**Exercise goal:**
Pull out every line below holding the word "клики".
--- --- ---
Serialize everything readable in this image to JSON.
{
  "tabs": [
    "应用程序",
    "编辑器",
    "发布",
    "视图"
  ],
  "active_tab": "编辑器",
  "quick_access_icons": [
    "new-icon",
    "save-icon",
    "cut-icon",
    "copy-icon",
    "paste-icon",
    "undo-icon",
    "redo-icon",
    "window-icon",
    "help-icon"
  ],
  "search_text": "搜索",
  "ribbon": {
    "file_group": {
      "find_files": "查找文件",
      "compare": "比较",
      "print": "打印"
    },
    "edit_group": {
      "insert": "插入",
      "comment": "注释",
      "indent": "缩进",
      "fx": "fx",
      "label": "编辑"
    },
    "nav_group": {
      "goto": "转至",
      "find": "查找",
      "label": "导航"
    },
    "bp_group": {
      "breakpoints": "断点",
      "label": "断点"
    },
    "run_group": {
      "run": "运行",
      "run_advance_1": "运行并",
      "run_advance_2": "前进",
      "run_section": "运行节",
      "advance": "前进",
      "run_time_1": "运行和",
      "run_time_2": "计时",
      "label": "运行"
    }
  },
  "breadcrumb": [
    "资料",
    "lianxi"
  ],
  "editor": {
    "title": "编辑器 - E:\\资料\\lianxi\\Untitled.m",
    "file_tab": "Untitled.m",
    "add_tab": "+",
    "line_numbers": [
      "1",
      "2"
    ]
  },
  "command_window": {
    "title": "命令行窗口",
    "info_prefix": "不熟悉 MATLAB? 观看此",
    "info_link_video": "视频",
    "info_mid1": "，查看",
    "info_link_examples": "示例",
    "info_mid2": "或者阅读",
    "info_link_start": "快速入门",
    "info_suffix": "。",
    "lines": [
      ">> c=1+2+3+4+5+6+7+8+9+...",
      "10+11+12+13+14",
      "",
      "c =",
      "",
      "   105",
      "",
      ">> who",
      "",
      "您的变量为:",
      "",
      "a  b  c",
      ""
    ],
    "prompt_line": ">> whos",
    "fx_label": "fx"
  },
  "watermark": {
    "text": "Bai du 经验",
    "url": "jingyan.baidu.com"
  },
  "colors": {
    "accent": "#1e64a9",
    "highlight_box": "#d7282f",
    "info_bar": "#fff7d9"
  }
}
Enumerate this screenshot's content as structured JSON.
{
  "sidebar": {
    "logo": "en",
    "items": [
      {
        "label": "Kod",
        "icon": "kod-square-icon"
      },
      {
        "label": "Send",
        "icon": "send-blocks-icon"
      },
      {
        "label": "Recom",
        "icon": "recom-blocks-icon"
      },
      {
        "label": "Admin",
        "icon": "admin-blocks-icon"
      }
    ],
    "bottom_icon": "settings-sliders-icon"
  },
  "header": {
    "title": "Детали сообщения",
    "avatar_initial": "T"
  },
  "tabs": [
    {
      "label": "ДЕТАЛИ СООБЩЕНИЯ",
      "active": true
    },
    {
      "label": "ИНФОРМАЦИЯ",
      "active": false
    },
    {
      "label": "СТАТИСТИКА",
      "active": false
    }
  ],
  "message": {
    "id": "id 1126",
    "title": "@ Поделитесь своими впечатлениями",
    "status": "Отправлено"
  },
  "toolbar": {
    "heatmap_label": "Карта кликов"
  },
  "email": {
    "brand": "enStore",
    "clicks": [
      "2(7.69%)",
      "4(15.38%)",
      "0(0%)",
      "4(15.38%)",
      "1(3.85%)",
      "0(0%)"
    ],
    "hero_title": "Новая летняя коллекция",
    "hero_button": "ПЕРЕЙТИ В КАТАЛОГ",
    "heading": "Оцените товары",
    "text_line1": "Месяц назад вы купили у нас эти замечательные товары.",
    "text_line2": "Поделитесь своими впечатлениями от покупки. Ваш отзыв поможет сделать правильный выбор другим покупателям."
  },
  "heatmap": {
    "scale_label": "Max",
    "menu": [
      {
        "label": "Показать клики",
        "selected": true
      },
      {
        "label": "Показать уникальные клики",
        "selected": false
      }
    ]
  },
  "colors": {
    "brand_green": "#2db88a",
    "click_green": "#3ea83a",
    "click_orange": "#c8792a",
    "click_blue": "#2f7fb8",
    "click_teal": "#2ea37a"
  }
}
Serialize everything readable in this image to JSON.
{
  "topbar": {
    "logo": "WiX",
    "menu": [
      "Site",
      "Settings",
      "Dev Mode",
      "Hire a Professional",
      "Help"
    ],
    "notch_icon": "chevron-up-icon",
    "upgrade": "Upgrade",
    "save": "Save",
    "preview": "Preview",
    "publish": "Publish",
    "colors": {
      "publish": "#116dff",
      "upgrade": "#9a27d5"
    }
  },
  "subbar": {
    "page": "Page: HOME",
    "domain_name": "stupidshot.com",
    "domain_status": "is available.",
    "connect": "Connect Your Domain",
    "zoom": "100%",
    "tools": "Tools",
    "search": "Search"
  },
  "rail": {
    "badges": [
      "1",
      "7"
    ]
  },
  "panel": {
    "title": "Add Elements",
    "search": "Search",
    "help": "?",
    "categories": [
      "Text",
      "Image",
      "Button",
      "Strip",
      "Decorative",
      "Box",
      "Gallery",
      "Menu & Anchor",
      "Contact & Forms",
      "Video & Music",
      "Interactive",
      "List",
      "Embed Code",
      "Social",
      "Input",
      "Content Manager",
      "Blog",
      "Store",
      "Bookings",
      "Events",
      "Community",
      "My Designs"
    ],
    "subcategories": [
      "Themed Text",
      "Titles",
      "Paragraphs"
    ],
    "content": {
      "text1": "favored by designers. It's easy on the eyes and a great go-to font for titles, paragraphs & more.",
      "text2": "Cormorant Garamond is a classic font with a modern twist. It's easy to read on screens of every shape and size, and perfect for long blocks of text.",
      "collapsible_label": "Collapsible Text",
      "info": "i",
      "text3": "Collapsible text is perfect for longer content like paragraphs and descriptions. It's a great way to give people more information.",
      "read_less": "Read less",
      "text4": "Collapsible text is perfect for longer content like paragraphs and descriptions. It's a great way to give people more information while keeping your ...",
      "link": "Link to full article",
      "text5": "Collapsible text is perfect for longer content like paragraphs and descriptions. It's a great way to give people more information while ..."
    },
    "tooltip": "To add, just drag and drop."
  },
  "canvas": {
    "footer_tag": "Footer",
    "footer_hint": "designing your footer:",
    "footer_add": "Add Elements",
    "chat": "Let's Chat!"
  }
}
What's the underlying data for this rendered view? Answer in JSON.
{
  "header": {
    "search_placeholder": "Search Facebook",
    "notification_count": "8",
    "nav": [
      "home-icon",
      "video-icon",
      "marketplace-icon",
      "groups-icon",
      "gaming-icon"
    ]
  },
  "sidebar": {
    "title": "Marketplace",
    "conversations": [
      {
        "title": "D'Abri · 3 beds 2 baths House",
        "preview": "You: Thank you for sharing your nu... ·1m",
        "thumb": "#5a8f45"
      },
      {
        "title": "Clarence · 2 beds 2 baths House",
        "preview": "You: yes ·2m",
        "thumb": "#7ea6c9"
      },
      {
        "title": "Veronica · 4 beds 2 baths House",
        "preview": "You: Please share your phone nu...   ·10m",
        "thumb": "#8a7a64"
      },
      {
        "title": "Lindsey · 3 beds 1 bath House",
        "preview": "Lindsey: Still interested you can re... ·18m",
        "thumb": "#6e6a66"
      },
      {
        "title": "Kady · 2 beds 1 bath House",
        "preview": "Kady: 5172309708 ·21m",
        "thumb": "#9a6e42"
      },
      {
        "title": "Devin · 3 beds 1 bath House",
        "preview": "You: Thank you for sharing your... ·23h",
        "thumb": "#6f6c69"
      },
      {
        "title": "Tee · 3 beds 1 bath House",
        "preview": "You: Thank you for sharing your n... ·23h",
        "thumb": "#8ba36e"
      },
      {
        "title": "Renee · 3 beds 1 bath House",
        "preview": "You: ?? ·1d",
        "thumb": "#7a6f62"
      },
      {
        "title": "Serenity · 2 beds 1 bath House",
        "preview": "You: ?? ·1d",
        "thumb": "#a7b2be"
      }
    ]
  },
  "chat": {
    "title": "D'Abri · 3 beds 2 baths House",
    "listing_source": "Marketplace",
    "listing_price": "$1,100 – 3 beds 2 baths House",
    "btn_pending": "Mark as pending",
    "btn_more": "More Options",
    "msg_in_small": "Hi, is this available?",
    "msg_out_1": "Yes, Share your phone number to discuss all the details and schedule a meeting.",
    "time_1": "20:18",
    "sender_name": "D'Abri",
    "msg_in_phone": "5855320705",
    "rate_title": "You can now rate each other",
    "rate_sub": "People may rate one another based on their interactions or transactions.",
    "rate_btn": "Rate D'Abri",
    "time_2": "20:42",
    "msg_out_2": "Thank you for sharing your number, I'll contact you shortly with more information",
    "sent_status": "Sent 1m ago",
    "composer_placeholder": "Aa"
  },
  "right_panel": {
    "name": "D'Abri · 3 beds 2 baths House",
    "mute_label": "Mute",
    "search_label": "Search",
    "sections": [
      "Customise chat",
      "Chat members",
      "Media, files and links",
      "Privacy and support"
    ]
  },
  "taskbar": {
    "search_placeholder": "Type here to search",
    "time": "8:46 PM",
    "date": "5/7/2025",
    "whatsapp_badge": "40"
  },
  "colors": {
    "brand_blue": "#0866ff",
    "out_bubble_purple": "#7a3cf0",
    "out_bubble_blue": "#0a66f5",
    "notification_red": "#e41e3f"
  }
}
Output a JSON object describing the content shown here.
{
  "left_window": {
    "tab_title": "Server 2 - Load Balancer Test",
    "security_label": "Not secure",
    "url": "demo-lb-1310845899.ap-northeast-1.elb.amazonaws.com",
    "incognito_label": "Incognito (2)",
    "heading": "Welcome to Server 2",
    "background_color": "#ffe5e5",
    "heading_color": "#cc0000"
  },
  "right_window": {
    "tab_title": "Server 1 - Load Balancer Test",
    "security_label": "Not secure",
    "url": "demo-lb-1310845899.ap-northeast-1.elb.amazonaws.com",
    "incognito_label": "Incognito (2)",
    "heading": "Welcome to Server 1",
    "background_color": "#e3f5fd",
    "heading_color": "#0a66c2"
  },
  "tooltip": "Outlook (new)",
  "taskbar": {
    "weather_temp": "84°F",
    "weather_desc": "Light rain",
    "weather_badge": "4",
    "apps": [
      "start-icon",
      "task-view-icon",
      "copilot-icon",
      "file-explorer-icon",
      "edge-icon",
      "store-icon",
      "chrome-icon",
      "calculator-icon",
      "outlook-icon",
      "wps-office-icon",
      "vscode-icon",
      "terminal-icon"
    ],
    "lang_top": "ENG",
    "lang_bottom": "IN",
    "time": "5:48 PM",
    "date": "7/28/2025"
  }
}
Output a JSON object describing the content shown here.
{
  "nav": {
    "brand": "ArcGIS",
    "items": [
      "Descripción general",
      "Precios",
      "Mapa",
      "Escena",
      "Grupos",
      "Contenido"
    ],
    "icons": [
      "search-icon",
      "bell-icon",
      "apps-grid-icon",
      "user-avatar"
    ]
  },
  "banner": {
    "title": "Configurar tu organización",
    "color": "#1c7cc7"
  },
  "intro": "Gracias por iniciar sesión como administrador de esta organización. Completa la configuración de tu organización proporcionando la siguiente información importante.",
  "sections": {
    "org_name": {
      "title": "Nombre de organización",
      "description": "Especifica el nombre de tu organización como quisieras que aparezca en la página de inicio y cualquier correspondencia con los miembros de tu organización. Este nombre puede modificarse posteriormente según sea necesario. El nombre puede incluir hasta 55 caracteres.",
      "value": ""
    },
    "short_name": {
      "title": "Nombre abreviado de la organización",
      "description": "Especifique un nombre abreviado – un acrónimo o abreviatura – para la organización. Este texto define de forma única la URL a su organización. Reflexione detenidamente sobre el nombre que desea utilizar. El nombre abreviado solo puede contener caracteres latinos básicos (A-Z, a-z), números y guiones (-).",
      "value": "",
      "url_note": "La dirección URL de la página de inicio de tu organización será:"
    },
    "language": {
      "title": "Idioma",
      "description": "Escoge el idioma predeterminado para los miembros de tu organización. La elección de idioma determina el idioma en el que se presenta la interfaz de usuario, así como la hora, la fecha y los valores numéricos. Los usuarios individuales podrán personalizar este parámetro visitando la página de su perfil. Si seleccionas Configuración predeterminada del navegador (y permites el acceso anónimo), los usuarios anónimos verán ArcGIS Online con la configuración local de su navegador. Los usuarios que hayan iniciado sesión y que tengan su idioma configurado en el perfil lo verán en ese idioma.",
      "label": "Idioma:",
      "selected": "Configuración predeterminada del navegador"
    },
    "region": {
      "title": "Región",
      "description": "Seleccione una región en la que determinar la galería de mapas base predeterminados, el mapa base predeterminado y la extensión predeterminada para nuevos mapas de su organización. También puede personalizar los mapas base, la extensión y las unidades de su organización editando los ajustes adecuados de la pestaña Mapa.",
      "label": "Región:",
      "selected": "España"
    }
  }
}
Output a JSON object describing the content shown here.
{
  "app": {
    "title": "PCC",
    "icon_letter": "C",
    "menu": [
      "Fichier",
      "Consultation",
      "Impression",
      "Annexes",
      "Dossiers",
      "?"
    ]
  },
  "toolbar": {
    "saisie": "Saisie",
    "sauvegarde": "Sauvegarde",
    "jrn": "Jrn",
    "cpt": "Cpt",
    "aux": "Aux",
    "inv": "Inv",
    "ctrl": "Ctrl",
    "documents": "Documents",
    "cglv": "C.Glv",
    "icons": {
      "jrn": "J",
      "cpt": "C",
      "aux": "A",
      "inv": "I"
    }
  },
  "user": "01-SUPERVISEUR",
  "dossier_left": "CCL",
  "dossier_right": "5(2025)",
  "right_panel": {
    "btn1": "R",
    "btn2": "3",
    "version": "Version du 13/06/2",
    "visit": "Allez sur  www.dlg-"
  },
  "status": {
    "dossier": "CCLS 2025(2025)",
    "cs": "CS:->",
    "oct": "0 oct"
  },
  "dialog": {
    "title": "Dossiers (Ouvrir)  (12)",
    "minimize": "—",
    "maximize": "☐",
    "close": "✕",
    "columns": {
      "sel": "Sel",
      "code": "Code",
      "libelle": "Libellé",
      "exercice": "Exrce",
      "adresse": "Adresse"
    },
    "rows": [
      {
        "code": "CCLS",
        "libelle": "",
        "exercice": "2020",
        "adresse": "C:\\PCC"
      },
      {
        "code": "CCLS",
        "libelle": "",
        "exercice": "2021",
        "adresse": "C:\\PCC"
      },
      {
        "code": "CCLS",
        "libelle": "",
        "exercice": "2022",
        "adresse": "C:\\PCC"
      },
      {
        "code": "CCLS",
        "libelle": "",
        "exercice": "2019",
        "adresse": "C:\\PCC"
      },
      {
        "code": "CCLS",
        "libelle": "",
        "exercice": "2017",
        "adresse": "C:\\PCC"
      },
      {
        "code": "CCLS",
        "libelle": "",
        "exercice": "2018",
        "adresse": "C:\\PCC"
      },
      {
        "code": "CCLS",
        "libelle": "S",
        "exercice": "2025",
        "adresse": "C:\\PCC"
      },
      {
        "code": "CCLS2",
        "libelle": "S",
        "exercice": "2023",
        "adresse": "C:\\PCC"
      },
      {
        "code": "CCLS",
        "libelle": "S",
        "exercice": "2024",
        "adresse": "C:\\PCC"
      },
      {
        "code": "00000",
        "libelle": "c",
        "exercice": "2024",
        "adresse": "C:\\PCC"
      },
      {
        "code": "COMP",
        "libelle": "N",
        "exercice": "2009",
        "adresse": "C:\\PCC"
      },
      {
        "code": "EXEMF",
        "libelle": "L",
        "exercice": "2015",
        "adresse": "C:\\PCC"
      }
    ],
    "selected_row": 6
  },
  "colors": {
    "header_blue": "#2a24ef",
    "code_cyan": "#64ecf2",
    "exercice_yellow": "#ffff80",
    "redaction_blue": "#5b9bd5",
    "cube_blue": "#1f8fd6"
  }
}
--- --- ---
**Written response:**
        "label": "Показать клики",
        "label": "Показать уникальные клики",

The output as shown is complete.